• _Exercise goal_: Copy each line below without leaving any out.

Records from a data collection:

══════

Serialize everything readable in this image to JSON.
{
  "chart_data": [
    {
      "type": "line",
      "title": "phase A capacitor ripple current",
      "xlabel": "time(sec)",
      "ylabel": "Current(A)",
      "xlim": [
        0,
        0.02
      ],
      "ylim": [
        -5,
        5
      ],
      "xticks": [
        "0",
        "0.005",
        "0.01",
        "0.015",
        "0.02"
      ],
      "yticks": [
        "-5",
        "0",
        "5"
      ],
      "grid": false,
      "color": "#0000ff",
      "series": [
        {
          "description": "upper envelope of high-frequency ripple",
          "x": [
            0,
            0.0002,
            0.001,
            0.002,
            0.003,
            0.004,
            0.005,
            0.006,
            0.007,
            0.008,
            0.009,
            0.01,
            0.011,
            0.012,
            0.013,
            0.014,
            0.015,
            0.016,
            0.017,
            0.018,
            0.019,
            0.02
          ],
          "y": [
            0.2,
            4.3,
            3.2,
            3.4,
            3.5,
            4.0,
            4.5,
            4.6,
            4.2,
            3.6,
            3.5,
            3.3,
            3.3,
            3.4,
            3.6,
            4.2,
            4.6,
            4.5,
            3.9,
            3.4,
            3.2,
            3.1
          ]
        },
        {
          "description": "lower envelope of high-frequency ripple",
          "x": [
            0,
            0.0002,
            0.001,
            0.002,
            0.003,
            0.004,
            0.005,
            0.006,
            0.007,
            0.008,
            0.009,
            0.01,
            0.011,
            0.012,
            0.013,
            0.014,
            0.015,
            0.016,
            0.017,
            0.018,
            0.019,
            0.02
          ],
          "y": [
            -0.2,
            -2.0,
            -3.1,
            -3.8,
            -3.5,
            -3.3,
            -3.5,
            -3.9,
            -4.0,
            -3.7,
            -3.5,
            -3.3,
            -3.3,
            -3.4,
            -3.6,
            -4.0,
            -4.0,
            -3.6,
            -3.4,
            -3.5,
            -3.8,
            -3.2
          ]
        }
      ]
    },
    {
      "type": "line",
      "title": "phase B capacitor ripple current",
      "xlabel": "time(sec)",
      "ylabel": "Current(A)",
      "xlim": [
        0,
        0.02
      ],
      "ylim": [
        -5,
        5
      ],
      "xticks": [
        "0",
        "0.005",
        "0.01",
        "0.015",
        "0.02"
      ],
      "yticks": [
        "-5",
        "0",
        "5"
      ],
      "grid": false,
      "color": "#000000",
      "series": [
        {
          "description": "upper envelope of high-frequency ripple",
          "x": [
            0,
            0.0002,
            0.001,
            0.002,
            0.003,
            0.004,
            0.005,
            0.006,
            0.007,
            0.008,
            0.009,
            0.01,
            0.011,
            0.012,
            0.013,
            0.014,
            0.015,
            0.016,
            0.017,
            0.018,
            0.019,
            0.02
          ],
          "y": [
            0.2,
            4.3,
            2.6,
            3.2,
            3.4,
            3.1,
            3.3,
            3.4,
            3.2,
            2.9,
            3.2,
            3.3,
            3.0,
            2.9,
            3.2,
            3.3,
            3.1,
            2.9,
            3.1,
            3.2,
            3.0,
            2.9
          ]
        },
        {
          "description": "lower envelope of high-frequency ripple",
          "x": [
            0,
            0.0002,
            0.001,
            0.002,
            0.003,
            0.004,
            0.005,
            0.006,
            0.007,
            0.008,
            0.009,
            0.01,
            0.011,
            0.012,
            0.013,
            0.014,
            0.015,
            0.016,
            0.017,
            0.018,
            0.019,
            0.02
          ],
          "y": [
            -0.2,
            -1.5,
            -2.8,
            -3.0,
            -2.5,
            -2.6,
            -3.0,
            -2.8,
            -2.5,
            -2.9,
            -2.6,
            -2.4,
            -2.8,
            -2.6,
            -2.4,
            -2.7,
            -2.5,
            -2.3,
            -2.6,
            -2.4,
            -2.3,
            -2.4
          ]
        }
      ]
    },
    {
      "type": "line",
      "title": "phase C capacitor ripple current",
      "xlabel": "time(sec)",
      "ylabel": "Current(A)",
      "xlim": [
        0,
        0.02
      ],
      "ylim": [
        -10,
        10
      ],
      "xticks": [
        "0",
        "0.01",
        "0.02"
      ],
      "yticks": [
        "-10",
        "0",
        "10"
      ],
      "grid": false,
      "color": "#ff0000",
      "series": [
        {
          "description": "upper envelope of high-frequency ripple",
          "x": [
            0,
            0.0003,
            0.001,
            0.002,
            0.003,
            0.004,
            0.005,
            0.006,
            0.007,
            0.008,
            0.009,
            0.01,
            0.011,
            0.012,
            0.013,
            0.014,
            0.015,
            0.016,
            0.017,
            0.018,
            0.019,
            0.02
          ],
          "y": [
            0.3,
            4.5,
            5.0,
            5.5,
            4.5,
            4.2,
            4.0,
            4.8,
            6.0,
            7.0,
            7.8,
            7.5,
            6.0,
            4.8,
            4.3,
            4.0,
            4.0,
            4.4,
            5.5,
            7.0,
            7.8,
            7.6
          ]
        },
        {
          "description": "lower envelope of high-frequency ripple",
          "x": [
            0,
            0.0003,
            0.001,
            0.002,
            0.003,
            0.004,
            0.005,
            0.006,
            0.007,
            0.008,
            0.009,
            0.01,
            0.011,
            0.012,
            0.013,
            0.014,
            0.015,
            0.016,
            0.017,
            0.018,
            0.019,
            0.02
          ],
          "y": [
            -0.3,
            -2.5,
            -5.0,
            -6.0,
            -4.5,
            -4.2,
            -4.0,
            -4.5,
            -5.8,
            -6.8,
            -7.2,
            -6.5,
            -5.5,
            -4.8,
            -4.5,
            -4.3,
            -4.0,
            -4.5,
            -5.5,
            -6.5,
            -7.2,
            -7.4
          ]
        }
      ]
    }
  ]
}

══════

• _Written solution_:
Serialize everything readable in this image to JSON.
{
  "chart_data": [
    {
      "type": "line",
      "title": "phase A capacitor ripple current",
      "xlabel": "time(sec)",
      "ylabel": "Current(A)",
      "xlim": [
        0,
        0.02
      ],
      "ylim": [
        -5,
        5
      ],
      "xticks": [
        "0",
        "0.005",
        "0.01",
        "0.015",
        "0.02"
      ],
      "yticks": [
        "-5",
        "0",
        "5"
      ],
      "grid": false,
      "color": "#0000ff",
      "series": [
        {
          "description": "upper envelope of high-frequency ripple",
          "x": [
            0,
            0.0002,
            0.001,
            0.002,
            0.003,
            0.004,
            0.005,
            0.006,
            0.007,
            0.008,
            0.009,
            0.01,
            0.011,
            0.012,
            0.013,
            0.014,
            0.015,
            0.016,
            0.017,
            0.018,
            0.019,
            0.02
          ],
          "y": [
            0.2,
            4.3,
            3.2,
            3.4,
            3.5,
            4.0,
            4.5,
            4.6,
            4.2,
            3.6,
            3.5,
            3.3,
            3.3,
            3.4,
            3.6,
            4.2,
            4.6,
            4.5,
            3.9,
            3.4,
            3.2,
            3.1
          ]
        },
        {
          "description": "lower envelope of high-frequency ripple",
          "x": [
            0,
            0.0002,
            0.001,
            0.002,
            0.003,
            0.004,
            0.005,
            0.006,
            0.007,
            0.008,
            0.009,
            0.01,
            0.011,
            0.012,
            0.013,
            0.014,
            0.015,
            0.016,
            0.017,
            0.018,
            0.019,
            0.02
          ],
          "y": [
            -0.2,
            -2.0,
            -3.1,
            -3.8,
            -3.5,
            -3.3,
            -3.5,
            -3.9,
            -4.0,
            -3.7,
            -3.5,
            -3.3,
            -3.3,
            -3.4,
            -3.6,
            -4.0,
            -4.0,
            -3.6,
            -3.4,
            -3.5,
            -3.8,
            -3.2
          ]
        }
      ]
    },
    {
      "type": "line",
      "title": "phase B capacitor ripple current",
      "xlabel": "time(sec)",
      "ylabel": "Current(A)",
      "xlim": [
        0,
        0.02
      ],
      "ylim": [
        -5,
        5
      ],
      "xticks": [
        "0",
        "0.005",
        "0.01",
        "0.015",
        "0.02"
      ],
      "yticks": [
        "-5",
        "0",
        "5"
      ],
      "grid": false,
      "color": "#000000",
      "series": [
        {
          "description": "upper envelope of high-frequency ripple",
          "x": [
            0,
            0.0002,
            0.001,
            0.002,
            0.003,
            0.004,
            0.005,
            0.006,
            0.007,
            0.008,
            0.009,
            0.01,
            0.011,
            0.012,
            0.013,
            0.014,
            0.015,
            0.016,
            0.017,
            0.018,
            0.019,
            0.02
          ],
          "y": [
            0.2,
            4.3,
            2.6,
            3.2,
            3.4,
            3.1,
            3.3,
            3.4,
            3.2,
            2.9,
            3.2,
            3.3,
            3.0,
            2.9,
            3.2,
            3.3,
            3.1,
            2.9,
            3.1,
            3.2,
            3.0,
            2.9
          ]
        },
        {
          "description": "lower envelope of high-frequency ripple",
          "x": [
            0,
            0.0002,
            0.001,
            0.002,
            0.003,
            0.004,
            0.005,
            0.006,
            0.007,
            0.008,
            0.009,
            0.01,
            0.011,
            0.012,
            0.013,
            0.014,
            0.015,
            0.016,
            0.017,
            0.018,
            0.019,
            0.02
          ],
          "y": [
            -0.2,
            -1.5,
            -2.8,
            -3.0,
            -2.5,
            -2.6,
            -3.0,
            -2.8,
            -2.5,
            -2.9,
            -2.6,
            -2.4,
            -2.8,
            -2.6,
            -2.4,
            -2.7,
            -2.5,
            -2.3,
            -2.6,
            -2.4,
            -2.3,
            -2.4
          ]
        }
      ]
    },
    {
      "type": "line",
      "title": "phase C capacitor ripple current",
      "xlabel": "time(sec)",
      "ylabel": "Current(A)",
      "xlim": [
        0,
        0.02
      ],
      "ylim": [
        -10,
        10
      ],
      "xticks": [
        "0",
        "0.01",
        "0.02"
      ],
      "yticks": [
        "-10",
        "0",
        "10"
      ],
      "grid": false,
      "color": "#ff0000",
      "series": [
        {
          "description": "upper envelope of high-frequency ripple",
          "x": [
            0,
            0.0003,
            0.001,
            0.002,
            0.003,
            0.004,
            0.005,
            0.006,
            0.007,
            0.008,
            0.009,
            0.01,
            0.011,
            0.012,
            0.013,
            0.014,
            0.015,
            0.016,
            0.017,
            0.018,
            0.019,
            0.02
          ],
          "y": [
            0.3,
            4.5,
            5.0,
            5.5,
            4.5,
            4.2,
            4.0,
            4.8,
            6.0,
            7.0,
            7.8,
            7.5,
            6.0,
            4.8,
            4.3,
            4.0,
            4.0,
            4.4,
            5.5,
            7.0,
            7.8,
            7.6
          ]
        },
        {
          "description": "lower envelope of high-frequency ripple",
          "x": [
            0,
            0.0003,
            0.001,
            0.002,
            0.003,
            0.004,
            0.005,
            0.006,
            0.007,
            0.008,
            0.009,
            0.01,
            0.011,
            0.012,
            0.013,
            0.014,
            0.015,
            0.016,
            0.017,
            0.018,
            0.019,
            0.02
          ],
          "y": [
            -0.3,
            -2.5,
            -5.0,
            -6.0,
            -4.5,
            -4.2,
            -4.0,
            -4.5,
            -5.8,
            -6.8,
            -7.2,
            -6.5,
            -5.5,
            -4.8,
            -4.5,
            -4.3,
            -4.0,
            -4.5,
            -5.5,
            -6.5,
            -7.2,
            -7.4
          ]
        }
      ]
    }
  ]
}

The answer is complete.